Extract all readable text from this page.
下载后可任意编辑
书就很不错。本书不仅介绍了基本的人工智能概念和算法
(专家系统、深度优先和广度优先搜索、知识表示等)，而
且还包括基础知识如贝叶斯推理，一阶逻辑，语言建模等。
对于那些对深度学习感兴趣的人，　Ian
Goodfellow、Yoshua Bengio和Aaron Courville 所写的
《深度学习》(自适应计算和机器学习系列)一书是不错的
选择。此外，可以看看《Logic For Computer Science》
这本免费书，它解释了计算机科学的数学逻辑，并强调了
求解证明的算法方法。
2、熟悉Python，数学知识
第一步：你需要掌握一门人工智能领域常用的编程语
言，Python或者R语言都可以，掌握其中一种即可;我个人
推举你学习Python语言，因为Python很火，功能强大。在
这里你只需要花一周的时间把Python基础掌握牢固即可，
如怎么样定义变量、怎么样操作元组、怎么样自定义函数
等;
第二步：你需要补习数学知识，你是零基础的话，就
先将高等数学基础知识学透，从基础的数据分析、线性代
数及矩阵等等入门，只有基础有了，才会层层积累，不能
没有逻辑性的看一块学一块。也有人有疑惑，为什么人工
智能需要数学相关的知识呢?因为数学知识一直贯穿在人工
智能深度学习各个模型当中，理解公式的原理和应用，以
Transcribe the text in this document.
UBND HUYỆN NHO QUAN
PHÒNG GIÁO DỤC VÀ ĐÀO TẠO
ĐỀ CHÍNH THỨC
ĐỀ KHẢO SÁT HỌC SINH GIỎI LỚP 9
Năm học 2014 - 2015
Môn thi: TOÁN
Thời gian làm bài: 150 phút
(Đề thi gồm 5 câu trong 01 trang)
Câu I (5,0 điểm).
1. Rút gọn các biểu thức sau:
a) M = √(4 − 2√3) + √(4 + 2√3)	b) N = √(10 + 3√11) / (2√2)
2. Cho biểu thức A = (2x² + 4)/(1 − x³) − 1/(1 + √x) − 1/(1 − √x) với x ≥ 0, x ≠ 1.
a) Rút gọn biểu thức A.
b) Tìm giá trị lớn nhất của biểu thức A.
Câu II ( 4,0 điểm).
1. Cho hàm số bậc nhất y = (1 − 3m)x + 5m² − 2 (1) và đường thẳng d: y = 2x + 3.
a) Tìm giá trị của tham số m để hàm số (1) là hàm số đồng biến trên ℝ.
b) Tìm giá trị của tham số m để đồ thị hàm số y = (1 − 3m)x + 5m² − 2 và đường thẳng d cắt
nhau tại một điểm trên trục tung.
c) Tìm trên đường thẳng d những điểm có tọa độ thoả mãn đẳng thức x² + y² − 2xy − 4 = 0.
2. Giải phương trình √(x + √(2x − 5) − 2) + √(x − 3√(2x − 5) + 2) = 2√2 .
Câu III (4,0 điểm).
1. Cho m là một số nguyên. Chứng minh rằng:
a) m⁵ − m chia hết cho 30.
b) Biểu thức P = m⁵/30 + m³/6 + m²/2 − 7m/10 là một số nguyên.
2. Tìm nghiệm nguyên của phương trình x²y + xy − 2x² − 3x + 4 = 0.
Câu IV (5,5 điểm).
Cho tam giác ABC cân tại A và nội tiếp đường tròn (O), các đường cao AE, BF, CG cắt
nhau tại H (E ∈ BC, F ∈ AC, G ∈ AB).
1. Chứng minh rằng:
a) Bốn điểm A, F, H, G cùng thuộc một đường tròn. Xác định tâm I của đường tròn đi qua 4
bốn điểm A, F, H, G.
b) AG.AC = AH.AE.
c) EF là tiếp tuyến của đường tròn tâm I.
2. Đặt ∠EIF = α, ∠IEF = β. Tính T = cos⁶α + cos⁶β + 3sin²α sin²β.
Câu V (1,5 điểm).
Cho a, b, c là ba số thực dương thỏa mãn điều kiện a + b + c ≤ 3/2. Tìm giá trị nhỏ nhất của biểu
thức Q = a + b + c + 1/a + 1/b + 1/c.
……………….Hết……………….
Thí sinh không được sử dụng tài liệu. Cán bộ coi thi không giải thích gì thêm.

○ ○ ○ ○

Directions for this task —
Return the listing above in full, character for character.

Full output —
Extract all readable text from this page.
下载后可任意编辑
书就很不错。本书不仅介绍了基本的人工智能概念和算法
(专家系统、深度优先和广度优先搜索、知识表示等)，而
且还包括基础知识如贝叶斯推理，一阶逻辑，语言建模等。
对于那些对深度学习感兴趣的人，　Ian
Goodfellow、Yoshua Bengio和Aaron Courville 所写的
《深度学习》(自适应计算和机器学习系列)一书是不错的
选择。此外，可以看看《Logic For Computer Science》
这本免费书，它解释了计算机科学的数学逻辑，并强调了
求解证明的算法方法。
2、熟悉Python，数学知识
第一步：你需要掌握一门人工智能领域常用的编程语
言，Python或者R语言都可以，掌握其中一种即可;我个人
推举你学习Python语言，因为Python很火，功能强大。在
这里你只需要花一周的时间把Python基础掌握牢固即可，
如怎么样定义变量、怎么样操作元组、怎么样自定义函数
等;
第二步：你需要补习数学知识，你是零基础的话，就
先将高等数学基础知识学透，从基础的数据分析、线性代
数及矩阵等等入门，只有基础有了，才会层层积累，不能
没有逻辑性的看一块学一块。也有人有疑惑，为什么人工
智能需要数学相关的知识呢?因为数学知识一直贯穿在人工
智能深度学习各个模型当中，理解公式的原理和应用，以
Transcribe the text in this document.
UBND HUYỆN NHO QUAN
PHÒNG GIÁO DỤC VÀ ĐÀO TẠO
ĐỀ CHÍNH THỨC
ĐỀ KHẢO SÁT HỌC SINH GIỎI LỚP 9
Năm học 2014 - 2015
Môn thi: TOÁN
Thời gian làm bài: 150 phút
(Đề thi gồm 5 câu trong 01 trang)
Câu I (5,0 điểm).
1. Rút gọn các biểu thức sau:
a) M = √(4 − 2√3) + √(4 + 2√3)	b) N = √(10 + 3√11) / (2√2)
2. Cho biểu thức A = (2x² + 4)/(1 − x³) − 1/(1 + √x) − 1/(1 − √x) với x ≥ 0, x ≠ 1.
a) Rút gọn biểu thức A.
b) Tìm giá trị lớn nhất của biểu thức A.
Câu II ( 4,0 điểm).
1. Cho hàm số bậc nhất y = (1 − 3m)x + 5m² − 2 (1) và đường thẳng d: y = 2x + 3.
a) Tìm giá trị của tham số m để hàm số (1) là hàm số đồng biến trên ℝ.
b) Tìm giá trị của tham số m để đồ thị hàm số y = (1 − 3m)x + 5m² − 2 và đường thẳng d cắt
nhau tại một điểm trên trục tung.
c) Tìm trên đường thẳng d những điểm có tọa độ thoả mãn đẳng thức x² + y² − 2xy − 4 = 0.
2. Giải phương trình √(x + √(2x − 5) − 2) + √(x − 3√(2x − 5) + 2) = 2√2 .
Câu III (4,0 điểm).
1. Cho m là một số nguyên. Chứng minh rằng:
a) m⁵ − m chia hết cho 30.
b) Biểu thức P = m⁵/30 + m³/6 + m²/2 − 7m/10 là một số nguyên.
2. Tìm nghiệm nguyên của phương trình x²y + xy − 2x² − 3x + 4 = 0.
Câu IV (5,5 điểm).
Cho tam giác ABC cân tại A và nội tiếp đường tròn (O), các đường cao AE, BF, CG cắt
nhau tại H (E ∈ BC, F ∈ AC, G ∈ AB).
1. Chứng minh rằng:
a) Bốn điểm A, F, H, G cùng thuộc một đường tròn. Xác định tâm I của đường tròn đi qua 4
bốn điểm A, F, H, G.
b) AG.AC = AH.AE.
c) EF là tiếp tuyến của đường tròn tâm I.
2. Đặt ∠EIF = α, ∠IEF = β. Tính T = cos⁶α + cos⁶β + 3sin²α sin²β.
Câu V (1,5 điểm).
Cho a, b, c là ba số thực dương thỏa mãn điều kiện a + b + c ≤ 3/2. Tìm giá trị nhỏ nhất của biểu
thức Q = a + b + c + 1/a + 1/b + 1/c.
……………….Hết……………….
Thí sinh không được sử dụng tài liệu. Cán bộ coi thi không giải thích gì thêm.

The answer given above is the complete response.